▶ Datos proporcionados:
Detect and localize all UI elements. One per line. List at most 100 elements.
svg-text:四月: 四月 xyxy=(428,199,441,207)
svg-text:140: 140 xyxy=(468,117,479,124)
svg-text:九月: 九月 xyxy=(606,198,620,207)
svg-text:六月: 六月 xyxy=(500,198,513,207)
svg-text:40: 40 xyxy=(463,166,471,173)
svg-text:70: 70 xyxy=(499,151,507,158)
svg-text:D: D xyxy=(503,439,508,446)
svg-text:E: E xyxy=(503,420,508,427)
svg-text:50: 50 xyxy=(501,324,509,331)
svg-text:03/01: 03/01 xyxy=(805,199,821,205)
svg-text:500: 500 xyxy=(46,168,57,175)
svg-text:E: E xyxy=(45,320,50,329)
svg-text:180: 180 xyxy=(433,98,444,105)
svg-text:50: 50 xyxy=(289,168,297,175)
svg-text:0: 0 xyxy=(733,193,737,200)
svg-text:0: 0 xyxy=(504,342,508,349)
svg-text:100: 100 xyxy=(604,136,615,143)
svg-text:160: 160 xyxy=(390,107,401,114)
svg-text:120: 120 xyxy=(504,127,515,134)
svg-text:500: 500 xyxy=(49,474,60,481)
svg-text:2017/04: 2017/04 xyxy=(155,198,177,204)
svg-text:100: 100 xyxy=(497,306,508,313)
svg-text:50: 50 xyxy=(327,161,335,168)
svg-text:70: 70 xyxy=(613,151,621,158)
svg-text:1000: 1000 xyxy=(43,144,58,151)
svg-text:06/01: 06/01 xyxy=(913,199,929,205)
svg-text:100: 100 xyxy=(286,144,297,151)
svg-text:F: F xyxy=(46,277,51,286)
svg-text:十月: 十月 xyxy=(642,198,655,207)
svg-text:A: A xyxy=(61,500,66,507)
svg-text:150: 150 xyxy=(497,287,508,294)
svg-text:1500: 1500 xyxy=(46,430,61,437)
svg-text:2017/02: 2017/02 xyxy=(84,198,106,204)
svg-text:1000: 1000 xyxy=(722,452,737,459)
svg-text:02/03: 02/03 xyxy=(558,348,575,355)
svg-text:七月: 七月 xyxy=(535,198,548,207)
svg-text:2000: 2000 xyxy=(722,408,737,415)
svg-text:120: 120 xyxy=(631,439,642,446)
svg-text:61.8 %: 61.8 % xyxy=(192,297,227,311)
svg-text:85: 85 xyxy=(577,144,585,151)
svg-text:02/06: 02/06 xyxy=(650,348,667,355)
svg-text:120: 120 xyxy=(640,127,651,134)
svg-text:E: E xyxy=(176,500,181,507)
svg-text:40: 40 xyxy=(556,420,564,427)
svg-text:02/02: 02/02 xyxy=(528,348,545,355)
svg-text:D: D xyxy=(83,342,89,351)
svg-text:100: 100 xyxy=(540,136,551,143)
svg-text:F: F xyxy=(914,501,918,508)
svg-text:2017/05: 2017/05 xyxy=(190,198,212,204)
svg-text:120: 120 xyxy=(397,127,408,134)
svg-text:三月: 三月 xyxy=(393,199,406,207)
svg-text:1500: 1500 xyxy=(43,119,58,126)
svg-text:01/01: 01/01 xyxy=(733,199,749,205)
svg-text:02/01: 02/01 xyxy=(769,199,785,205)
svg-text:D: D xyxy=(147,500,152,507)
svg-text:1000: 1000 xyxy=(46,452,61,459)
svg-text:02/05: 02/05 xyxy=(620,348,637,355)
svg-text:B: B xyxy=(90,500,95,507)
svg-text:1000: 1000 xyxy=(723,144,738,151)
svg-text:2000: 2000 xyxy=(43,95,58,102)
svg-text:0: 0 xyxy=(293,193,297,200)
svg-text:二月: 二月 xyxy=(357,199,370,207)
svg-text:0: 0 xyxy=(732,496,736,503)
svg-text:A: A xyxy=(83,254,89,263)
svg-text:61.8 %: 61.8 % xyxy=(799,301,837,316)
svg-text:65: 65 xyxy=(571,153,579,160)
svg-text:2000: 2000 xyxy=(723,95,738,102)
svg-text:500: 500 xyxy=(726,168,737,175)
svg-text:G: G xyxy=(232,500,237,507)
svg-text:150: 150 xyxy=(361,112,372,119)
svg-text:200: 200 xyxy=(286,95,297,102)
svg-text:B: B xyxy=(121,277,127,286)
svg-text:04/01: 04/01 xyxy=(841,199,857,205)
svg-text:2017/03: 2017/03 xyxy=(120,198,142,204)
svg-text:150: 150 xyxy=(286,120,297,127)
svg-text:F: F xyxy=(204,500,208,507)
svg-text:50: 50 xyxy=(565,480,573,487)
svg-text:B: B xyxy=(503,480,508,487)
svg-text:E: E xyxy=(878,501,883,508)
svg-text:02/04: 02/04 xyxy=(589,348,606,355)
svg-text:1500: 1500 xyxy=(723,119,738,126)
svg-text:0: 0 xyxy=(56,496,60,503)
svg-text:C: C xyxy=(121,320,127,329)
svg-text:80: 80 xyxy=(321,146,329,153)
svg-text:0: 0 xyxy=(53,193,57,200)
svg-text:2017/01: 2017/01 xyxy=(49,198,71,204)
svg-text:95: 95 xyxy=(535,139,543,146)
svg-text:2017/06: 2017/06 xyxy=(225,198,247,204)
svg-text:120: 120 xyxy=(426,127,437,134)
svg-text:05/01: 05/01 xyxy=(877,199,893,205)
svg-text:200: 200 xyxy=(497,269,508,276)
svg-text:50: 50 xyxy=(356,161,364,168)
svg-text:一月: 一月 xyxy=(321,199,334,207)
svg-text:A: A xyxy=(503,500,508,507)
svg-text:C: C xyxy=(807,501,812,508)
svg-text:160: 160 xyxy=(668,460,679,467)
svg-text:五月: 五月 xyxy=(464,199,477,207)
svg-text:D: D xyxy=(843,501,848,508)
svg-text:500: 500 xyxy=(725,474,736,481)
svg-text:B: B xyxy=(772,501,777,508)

▶ Tarea escrita: Por favor, actualiza todas las líneas de los datos de arriba sustituyendo "2017/04" por "2018/04" y deja todo lo demás sin cambios.

▶ Resultado del ejercicio:
Detect and localize all UI elements. One per line. List at most 100 elements.
svg-text:四月: 四月 xyxy=(428,199,441,207)
svg-text:140: 140 xyxy=(468,117,479,124)
svg-text:九月: 九月 xyxy=(606,198,620,207)
svg-text:六月: 六月 xyxy=(500,198,513,207)
svg-text:40: 40 xyxy=(463,166,471,173)
svg-text:70: 70 xyxy=(499,151,507,158)
svg-text:D: D xyxy=(503,439,508,446)
svg-text:E: E xyxy=(503,420,508,427)
svg-text:50: 50 xyxy=(501,324,509,331)
svg-text:03/01: 03/01 xyxy=(805,199,821,205)
svg-text:500: 500 xyxy=(46,168,57,175)
svg-text:E: E xyxy=(45,320,50,329)
svg-text:180: 180 xyxy=(433,98,444,105)
svg-text:50: 50 xyxy=(289,168,297,175)
svg-text:0: 0 xyxy=(733,193,737,200)
svg-text:0: 0 xyxy=(504,342,508,349)
svg-text:100: 100 xyxy=(604,136,615,143)
svg-text:160: 160 xyxy=(390,107,401,114)
svg-text:120: 120 xyxy=(504,127,515,134)
svg-text:500: 500 xyxy=(49,474,60,481)
svg-text:2018/04: 2018/04 xyxy=(155,198,177,204)
svg-text:100: 100 xyxy=(497,306,508,313)
svg-text:50: 50 xyxy=(327,161,335,168)
svg-text:70: 70 xyxy=(613,151,621,158)
svg-text:1000: 1000 xyxy=(43,144,58,151)
svg-text:06/01: 06/01 xyxy=(913,199,929,205)
svg-text:100: 100 xyxy=(286,144,297,151)
svg-text:F: F xyxy=(46,277,51,286)
svg-text:十月: 十月 xyxy=(642,198,655,207)
svg-text:A: A xyxy=(61,500,66,507)
svg-text:150: 150 xyxy=(497,287,508,294)
svg-text:1500: 1500 xyxy=(46,430,61,437)
svg-text:2017/02: 2017/02 xyxy=(84,198,106,204)
svg-text:1000: 1000 xyxy=(722,452,737,459)
svg-text:02/03: 02/03 xyxy=(558,348,575,355)
svg-text:七月: 七月 xyxy=(535,198,548,207)
svg-text:2000: 2000 xyxy=(722,408,737,415)
svg-text:120: 120 xyxy=(631,439,642,446)
svg-text:61.8 %: 61.8 % xyxy=(192,297,227,311)
svg-text:85: 85 xyxy=(577,144,585,151)
svg-text:02/06: 02/06 xyxy=(650,348,667,355)
svg-text:120: 120 xyxy=(640,127,651,134)
svg-text:E: E xyxy=(176,500,181,507)
svg-text:40: 40 xyxy=(556,420,564,427)
svg-text:02/02: 02/02 xyxy=(528,348,545,355)
svg-text:D: D xyxy=(83,342,89,351)
svg-text:100: 100 xyxy=(540,136,551,143)
svg-text:F: F xyxy=(914,501,918,508)
svg-text:2017/05: 2017/05 xyxy=(190,198,212,204)
svg-text:120: 120 xyxy=(397,127,408,134)
svg-text:三月: 三月 xyxy=(393,199,406,207)
svg-text:1500: 1500 xyxy=(43,119,58,126)
svg-text:01/01: 01/01 xyxy=(733,199,749,205)
svg-text:02/01: 02/01 xyxy=(769,199,785,205)
svg-text:D: D xyxy=(147,500,152,507)
svg-text:1000: 1000 xyxy=(46,452,61,459)
svg-text:02/05: 02/05 xyxy=(620,348,637,355)
svg-text:B: B xyxy=(90,500,95,507)
svg-text:1000: 1000 xyxy=(723,144,738,151)
svg-text:2000: 2000 xyxy=(43,95,58,102)
svg-text:0: 0 xyxy=(293,193,297,200)
svg-text:二月: 二月 xyxy=(357,199,370,207)
svg-text:0: 0 xyxy=(732,496,736,503)
svg-text:A: A xyxy=(83,254,89,263)
svg-text:61.8 %: 61.8 % xyxy=(799,301,837,316)
svg-text:65: 65 xyxy=(571,153,579,160)
svg-text:2000: 2000 xyxy=(723,95,738,102)
svg-text:500: 500 xyxy=(726,168,737,175)
svg-text:G: G xyxy=(232,500,237,507)
svg-text:150: 150 xyxy=(361,112,372,119)
svg-text:200: 200 xyxy=(286,95,297,102)
svg-text:B: B xyxy=(121,277,127,286)
svg-text:04/01: 04/01 xyxy=(841,199,857,205)
svg-text:2017/03: 2017/03 xyxy=(120,198,142,204)
svg-text:150: 150 xyxy=(286,120,297,127)
svg-text:F: F xyxy=(204,500,208,507)
svg-text:50: 50 xyxy=(565,480,573,487)
svg-text:B: B xyxy=(503,480,508,487)
svg-text:E: E xyxy=(878,501,883,508)
svg-text:02/04: 02/04 xyxy=(589,348,606,355)
svg-text:1500: 1500 xyxy=(723,119,738,126)
svg-text:0: 0 xyxy=(56,496,60,503)
svg-text:C: C xyxy=(121,320,127,329)
svg-text:80: 80 xyxy=(321,146,329,153)
svg-text:0: 0 xyxy=(53,193,57,200)
svg-text:2017/01: 2017/01 xyxy=(49,198,71,204)
svg-text:95: 95 xyxy=(535,139,543,146)
svg-text:2017/06: 2017/06 xyxy=(225,198,247,204)
svg-text:120: 120 xyxy=(426,127,437,134)
svg-text:05/01: 05/01 xyxy=(877,199,893,205)
svg-text:200: 200 xyxy=(497,269,508,276)
svg-text:50: 50 xyxy=(356,161,364,168)
svg-text:一月: 一月 xyxy=(321,199,334,207)
svg-text:A: A xyxy=(503,500,508,507)
svg-text:C: C xyxy=(807,501,812,508)
svg-text:160: 160 xyxy=(668,460,679,467)
svg-text:五月: 五月 xyxy=(464,199,477,207)
svg-text:D: D xyxy=(843,501,848,508)
svg-text:500: 500 xyxy=(725,474,736,481)
svg-text:B: B xyxy=(772,501,777,508)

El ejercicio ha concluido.